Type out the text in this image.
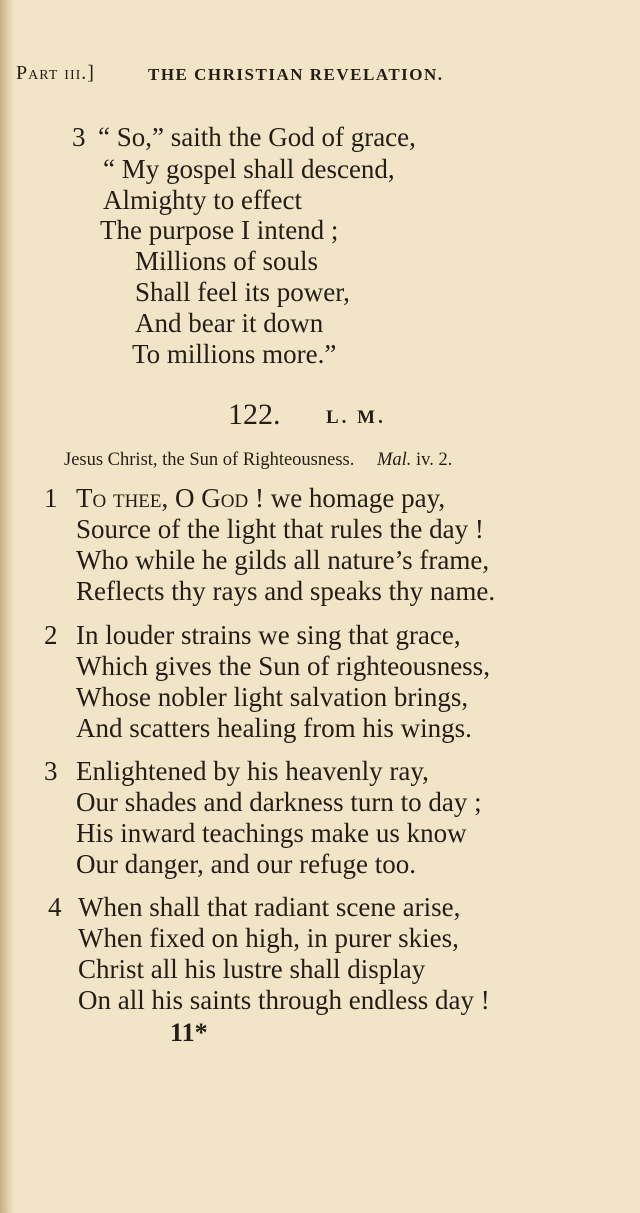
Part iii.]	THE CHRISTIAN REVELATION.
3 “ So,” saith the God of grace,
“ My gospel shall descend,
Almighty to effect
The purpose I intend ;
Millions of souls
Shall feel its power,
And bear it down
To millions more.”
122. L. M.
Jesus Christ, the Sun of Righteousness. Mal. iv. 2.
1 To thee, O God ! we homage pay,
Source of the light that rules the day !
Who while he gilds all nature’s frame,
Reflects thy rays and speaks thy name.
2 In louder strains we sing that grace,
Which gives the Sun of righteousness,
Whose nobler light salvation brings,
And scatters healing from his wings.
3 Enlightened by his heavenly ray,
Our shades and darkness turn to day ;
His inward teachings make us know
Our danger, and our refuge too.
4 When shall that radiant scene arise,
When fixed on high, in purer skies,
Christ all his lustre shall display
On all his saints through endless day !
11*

:::

What the task requires: Copy each line in full and exactly, omitting any picture.

Answer for this exercise:
Type out the text in this image.
Part iii.]	THE CHRISTIAN REVELATION.
3 “ So,” saith the God of grace,
“ My gospel shall descend,
Almighty to effect
The purpose I intend ;
Millions of souls
Shall feel its power,
And bear it down
To millions more.”
122. L. M.
Jesus Christ, the Sun of Righteousness. Mal. iv. 2.
1 To thee, O God ! we homage pay,
Source of the light that rules the day !
Who while he gilds all nature’s frame,
Reflects thy rays and speaks thy name.
2 In louder strains we sing that grace,
Which gives the Sun of righteousness,
Whose nobler light salvation brings,
And scatters healing from his wings.
3 Enlightened by his heavenly ray,
Our shades and darkness turn to day ;
His inward teachings make us know
Our danger, and our refuge too.
4 When shall that radiant scene arise,
When fixed on high, in purer skies,
Christ all his lustre shall display
On all his saints through endless day !
11*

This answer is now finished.